- WORK TO COMPLETE:
Rewrite every entry below, replacing "Python3" with "Python 3" and leaving everything else unchanged.

- ENTRIES PROVIDED:
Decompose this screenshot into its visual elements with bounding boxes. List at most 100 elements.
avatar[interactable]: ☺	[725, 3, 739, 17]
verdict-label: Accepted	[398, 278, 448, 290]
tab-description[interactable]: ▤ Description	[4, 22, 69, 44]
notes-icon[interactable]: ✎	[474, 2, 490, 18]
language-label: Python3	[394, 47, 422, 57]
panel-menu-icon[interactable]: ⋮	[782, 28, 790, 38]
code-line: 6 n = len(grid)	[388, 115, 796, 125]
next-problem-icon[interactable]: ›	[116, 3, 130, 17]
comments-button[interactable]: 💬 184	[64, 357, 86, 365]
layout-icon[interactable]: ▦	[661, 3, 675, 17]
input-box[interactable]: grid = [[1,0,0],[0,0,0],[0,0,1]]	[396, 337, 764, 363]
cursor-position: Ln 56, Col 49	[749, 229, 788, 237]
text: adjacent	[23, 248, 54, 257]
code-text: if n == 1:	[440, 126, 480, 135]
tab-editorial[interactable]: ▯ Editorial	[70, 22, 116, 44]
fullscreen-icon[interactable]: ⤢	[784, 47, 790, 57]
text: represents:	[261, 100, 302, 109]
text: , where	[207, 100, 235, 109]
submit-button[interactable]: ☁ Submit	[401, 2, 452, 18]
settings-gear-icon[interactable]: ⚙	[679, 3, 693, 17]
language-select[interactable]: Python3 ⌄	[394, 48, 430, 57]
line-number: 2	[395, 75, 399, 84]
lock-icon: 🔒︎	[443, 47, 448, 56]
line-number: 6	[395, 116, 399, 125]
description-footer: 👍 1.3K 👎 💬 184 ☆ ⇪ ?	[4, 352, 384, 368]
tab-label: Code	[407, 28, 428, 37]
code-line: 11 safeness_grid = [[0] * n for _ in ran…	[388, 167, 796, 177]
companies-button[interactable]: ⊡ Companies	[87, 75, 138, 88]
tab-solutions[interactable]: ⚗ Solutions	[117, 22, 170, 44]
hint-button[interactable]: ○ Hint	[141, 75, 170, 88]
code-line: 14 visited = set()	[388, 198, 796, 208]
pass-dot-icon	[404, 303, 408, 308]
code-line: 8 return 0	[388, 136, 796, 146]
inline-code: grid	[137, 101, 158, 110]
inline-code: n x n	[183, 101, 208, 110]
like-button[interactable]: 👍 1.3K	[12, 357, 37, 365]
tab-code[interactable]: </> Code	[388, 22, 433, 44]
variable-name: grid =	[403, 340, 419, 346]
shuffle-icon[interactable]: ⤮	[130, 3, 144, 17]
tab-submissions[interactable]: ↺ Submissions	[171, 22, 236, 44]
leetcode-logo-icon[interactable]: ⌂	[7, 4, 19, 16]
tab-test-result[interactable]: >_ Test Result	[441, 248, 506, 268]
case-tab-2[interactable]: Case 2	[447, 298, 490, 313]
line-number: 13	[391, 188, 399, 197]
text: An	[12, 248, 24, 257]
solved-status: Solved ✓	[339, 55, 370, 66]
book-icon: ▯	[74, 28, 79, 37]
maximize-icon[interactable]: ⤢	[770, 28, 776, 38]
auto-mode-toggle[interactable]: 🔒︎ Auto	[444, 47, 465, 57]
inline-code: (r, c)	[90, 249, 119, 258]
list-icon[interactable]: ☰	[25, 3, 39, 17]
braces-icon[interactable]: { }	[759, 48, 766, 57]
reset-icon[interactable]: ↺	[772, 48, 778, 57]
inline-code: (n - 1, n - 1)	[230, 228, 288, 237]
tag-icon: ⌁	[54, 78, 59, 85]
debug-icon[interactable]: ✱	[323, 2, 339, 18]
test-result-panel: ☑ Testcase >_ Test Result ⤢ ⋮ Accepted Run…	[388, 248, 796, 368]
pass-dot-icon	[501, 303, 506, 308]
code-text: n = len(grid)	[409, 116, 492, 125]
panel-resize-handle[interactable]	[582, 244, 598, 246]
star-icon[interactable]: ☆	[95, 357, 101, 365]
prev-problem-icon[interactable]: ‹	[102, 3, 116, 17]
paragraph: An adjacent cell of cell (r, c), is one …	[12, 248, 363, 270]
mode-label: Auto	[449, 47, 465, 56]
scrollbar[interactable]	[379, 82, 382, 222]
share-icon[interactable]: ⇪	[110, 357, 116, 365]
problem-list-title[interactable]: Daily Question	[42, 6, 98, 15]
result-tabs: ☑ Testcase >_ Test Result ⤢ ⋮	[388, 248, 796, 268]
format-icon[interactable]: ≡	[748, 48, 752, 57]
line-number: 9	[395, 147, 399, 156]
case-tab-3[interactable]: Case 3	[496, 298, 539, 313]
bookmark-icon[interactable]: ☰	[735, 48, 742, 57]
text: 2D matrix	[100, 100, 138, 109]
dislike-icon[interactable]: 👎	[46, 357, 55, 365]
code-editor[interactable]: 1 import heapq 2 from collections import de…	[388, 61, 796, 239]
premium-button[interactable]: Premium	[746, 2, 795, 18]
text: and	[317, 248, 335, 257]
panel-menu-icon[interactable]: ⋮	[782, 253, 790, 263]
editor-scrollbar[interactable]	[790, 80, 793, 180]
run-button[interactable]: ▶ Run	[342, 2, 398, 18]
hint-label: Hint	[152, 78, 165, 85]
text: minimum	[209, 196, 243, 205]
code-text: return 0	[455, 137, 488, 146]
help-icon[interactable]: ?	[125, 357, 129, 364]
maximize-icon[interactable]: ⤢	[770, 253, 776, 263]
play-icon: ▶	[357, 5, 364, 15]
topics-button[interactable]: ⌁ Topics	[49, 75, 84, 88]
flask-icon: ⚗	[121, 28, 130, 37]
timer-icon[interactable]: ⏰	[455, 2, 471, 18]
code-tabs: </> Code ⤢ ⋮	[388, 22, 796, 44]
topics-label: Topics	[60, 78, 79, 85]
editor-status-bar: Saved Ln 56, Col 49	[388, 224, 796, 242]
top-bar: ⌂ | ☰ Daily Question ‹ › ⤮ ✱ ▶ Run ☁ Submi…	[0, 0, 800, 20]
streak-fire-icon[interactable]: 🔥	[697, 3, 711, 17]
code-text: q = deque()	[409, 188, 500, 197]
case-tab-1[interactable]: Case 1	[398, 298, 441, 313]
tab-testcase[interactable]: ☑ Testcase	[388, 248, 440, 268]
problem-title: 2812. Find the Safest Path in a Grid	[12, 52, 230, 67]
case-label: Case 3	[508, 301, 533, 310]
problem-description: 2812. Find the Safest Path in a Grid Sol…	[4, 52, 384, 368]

- RESULT OF THE EXERCISE:
Decompose this screenshot into its visual elements with bounding boxes. List at most 100 elements.
avatar[interactable]: ☺	[725, 3, 739, 17]
verdict-label: Accepted	[398, 278, 448, 290]
tab-description[interactable]: ▤ Description	[4, 22, 69, 44]
notes-icon[interactable]: ✎	[474, 2, 490, 18]
language-label: Python 3	[394, 47, 422, 57]
panel-menu-icon[interactable]: ⋮	[782, 28, 790, 38]
code-line: 6 n = len(grid)	[388, 115, 796, 125]
next-problem-icon[interactable]: ›	[116, 3, 130, 17]
comments-button[interactable]: 💬 184	[64, 357, 86, 365]
layout-icon[interactable]: ▦	[661, 3, 675, 17]
input-box[interactable]: grid = [[1,0,0],[0,0,0],[0,0,1]]	[396, 337, 764, 363]
cursor-position: Ln 56, Col 49	[749, 229, 788, 237]
text: adjacent	[23, 248, 54, 257]
code-text: if n == 1:	[440, 126, 480, 135]
tab-editorial[interactable]: ▯ Editorial	[70, 22, 116, 44]
fullscreen-icon[interactable]: ⤢	[784, 47, 790, 57]
text: represents:	[261, 100, 302, 109]
text: , where	[207, 100, 235, 109]
submit-button[interactable]: ☁ Submit	[401, 2, 452, 18]
settings-gear-icon[interactable]: ⚙	[679, 3, 693, 17]
language-select[interactable]: Python 3 ⌄	[394, 48, 430, 57]
line-number: 2	[395, 75, 399, 84]
lock-icon: 🔒︎	[443, 47, 448, 56]
line-number: 6	[395, 116, 399, 125]
description-footer: 👍 1.3K 👎 💬 184 ☆ ⇪ ?	[4, 352, 384, 368]
tab-label: Code	[407, 28, 428, 37]
code-line: 11 safeness_grid = [[0] * n for _ in ran…	[388, 167, 796, 177]
companies-button[interactable]: ⊡ Companies	[87, 75, 138, 88]
tab-solutions[interactable]: ⚗ Solutions	[117, 22, 170, 44]
hint-button[interactable]: ○ Hint	[141, 75, 170, 88]
code-line: 14 visited = set()	[388, 198, 796, 208]
pass-dot-icon	[404, 303, 408, 308]
code-line: 8 return 0	[388, 136, 796, 146]
inline-code: grid	[137, 101, 158, 110]
inline-code: n x n	[183, 101, 208, 110]
like-button[interactable]: 👍 1.3K	[12, 357, 37, 365]
tab-code[interactable]: </> Code	[388, 22, 433, 44]
variable-name: grid =	[403, 340, 419, 346]
shuffle-icon[interactable]: ⤮	[130, 3, 144, 17]
tab-submissions[interactable]: ↺ Submissions	[171, 22, 236, 44]
leetcode-logo-icon[interactable]: ⌂	[7, 4, 19, 16]
tab-test-result[interactable]: >_ Test Result	[441, 248, 506, 268]
case-tab-2[interactable]: Case 2	[447, 298, 490, 313]
line-number: 13	[391, 188, 399, 197]
text: An	[12, 248, 24, 257]
solved-status: Solved ✓	[339, 55, 370, 66]
book-icon: ▯	[74, 28, 79, 37]
maximize-icon[interactable]: ⤢	[770, 28, 776, 38]
auto-mode-toggle[interactable]: 🔒︎ Auto	[444, 47, 465, 57]
inline-code: (r, c)	[90, 249, 119, 258]
list-icon[interactable]: ☰	[25, 3, 39, 17]
braces-icon[interactable]: { }	[759, 48, 766, 57]
reset-icon[interactable]: ↺	[772, 48, 778, 57]
inline-code: (n - 1, n - 1)	[230, 228, 288, 237]
tag-icon: ⌁	[54, 78, 59, 85]
debug-icon[interactable]: ✱	[323, 2, 339, 18]
test-result-panel: ☑ Testcase >_ Test Result ⤢ ⋮ Accepted Run…	[388, 248, 796, 368]
pass-dot-icon	[501, 303, 506, 308]
code-text: n = len(grid)	[409, 116, 492, 125]
panel-resize-handle[interactable]	[582, 244, 598, 246]
star-icon[interactable]: ☆	[95, 357, 101, 365]
prev-problem-icon[interactable]: ‹	[102, 3, 116, 17]
paragraph: An adjacent cell of cell (r, c), is one …	[12, 248, 363, 270]
mode-label: Auto	[449, 47, 465, 56]
scrollbar[interactable]	[379, 82, 382, 222]
share-icon[interactable]: ⇪	[110, 357, 116, 365]
problem-list-title[interactable]: Daily Question	[42, 6, 98, 15]
result-tabs: ☑ Testcase >_ Test Result ⤢ ⋮	[388, 248, 796, 268]
format-icon[interactable]: ≡	[748, 48, 752, 57]
line-number: 9	[395, 147, 399, 156]
case-tab-3[interactable]: Case 3	[496, 298, 539, 313]
bookmark-icon[interactable]: ☰	[735, 48, 742, 57]
text: 2D matrix	[100, 100, 138, 109]
dislike-icon[interactable]: 👎	[46, 357, 55, 365]
code-editor[interactable]: 1 import heapq 2 from collections import de…	[388, 61, 796, 239]
premium-button[interactable]: Premium	[746, 2, 795, 18]
text: and	[317, 248, 335, 257]
panel-menu-icon[interactable]: ⋮	[782, 253, 790, 263]
editor-scrollbar[interactable]	[790, 80, 793, 180]
run-button[interactable]: ▶ Run	[342, 2, 398, 18]
hint-label: Hint	[152, 78, 165, 85]
text: minimum	[209, 196, 243, 205]
code-text: return 0	[455, 137, 488, 146]
help-icon[interactable]: ?	[125, 357, 129, 364]
maximize-icon[interactable]: ⤢	[770, 253, 776, 263]
play-icon: ▶	[357, 5, 364, 15]
topics-button[interactable]: ⌁ Topics	[49, 75, 84, 88]
flask-icon: ⚗	[121, 28, 130, 37]
timer-icon[interactable]: ⏰	[455, 2, 471, 18]
code-tabs: </> Code ⤢ ⋮	[388, 22, 796, 44]
topics-label: Topics	[60, 78, 79, 85]
editor-status-bar: Saved Ln 56, Col 49	[388, 224, 796, 242]
top-bar: ⌂ | ☰ Daily Question ‹ › ⤮ ✱ ▶ Run ☁ Submi…	[0, 0, 800, 20]
streak-fire-icon[interactable]: 🔥	[697, 3, 711, 17]
code-text: q = deque()	[409, 188, 500, 197]
case-tab-1[interactable]: Case 1	[398, 298, 441, 313]
tab-testcase[interactable]: ☑ Testcase	[388, 248, 440, 268]
problem-title: 2812. Find the Safest Path in a Grid	[12, 52, 230, 67]
case-label: Case 3	[508, 301, 533, 310]
problem-description: 2812. Find the Safest Path in a Grid Sol…	[4, 52, 384, 368]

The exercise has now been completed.